▶ _Work to be completed_
Filter the data for lines with the word "Reverse", then copy every line so identified.

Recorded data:

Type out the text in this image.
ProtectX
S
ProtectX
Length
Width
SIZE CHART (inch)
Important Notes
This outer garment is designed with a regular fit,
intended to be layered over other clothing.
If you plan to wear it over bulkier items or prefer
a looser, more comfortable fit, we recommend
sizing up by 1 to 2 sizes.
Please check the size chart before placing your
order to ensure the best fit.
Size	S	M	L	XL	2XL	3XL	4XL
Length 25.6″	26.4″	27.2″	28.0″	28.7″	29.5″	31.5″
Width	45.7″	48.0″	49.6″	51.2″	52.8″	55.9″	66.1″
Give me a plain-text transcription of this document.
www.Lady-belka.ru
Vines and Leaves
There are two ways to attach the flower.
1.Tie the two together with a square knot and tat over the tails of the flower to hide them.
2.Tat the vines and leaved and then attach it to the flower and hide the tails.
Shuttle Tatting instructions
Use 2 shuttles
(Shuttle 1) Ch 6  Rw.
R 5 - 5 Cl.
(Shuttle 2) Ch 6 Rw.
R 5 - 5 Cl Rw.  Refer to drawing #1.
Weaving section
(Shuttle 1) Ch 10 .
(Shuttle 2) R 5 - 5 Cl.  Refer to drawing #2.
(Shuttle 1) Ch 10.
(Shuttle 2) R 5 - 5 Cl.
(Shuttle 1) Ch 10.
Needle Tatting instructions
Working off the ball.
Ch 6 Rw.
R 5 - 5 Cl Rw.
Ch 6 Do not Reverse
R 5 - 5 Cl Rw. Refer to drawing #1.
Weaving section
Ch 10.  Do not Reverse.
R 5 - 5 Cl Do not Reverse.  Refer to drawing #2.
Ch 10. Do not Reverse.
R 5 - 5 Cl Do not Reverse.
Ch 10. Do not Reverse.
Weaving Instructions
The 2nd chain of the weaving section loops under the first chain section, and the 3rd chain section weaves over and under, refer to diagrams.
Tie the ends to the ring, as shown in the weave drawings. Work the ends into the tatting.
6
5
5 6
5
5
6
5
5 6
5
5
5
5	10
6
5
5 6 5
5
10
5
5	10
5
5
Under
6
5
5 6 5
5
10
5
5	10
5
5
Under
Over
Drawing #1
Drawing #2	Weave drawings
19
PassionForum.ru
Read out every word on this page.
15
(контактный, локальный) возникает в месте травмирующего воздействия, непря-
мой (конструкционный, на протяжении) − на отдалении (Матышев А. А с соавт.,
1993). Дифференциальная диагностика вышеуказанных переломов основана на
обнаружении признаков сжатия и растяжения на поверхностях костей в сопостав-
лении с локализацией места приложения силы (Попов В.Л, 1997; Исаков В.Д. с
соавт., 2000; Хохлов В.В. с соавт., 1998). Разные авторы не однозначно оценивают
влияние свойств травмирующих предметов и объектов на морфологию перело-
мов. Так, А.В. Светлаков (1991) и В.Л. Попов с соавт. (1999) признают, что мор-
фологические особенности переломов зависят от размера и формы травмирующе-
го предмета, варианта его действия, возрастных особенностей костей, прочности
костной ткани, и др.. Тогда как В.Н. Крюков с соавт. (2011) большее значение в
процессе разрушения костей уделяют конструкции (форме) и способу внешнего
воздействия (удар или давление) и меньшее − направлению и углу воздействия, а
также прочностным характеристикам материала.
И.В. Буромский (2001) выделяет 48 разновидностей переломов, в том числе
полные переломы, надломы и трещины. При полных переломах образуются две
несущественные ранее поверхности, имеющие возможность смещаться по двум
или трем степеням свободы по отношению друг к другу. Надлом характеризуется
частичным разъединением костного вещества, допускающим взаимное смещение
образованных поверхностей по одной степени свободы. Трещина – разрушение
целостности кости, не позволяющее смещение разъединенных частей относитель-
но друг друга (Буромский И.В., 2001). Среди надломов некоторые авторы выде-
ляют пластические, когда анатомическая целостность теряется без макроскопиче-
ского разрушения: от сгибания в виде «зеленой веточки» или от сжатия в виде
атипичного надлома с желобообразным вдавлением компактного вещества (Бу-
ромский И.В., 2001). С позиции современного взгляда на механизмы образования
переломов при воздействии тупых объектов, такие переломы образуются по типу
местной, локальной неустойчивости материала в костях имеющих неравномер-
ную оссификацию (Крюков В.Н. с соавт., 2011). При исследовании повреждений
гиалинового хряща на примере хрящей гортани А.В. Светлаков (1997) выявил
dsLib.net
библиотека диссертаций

▶ _Output below_
Ch 6 Do not Reverse
Ch 10.  Do not Reverse.
R 5 - 5 Cl Do not Reverse.  Refer to drawing #2.
Ch 10. Do not Reverse.
R 5 - 5 Cl Do not Reverse.
Ch 10. Do not Reverse.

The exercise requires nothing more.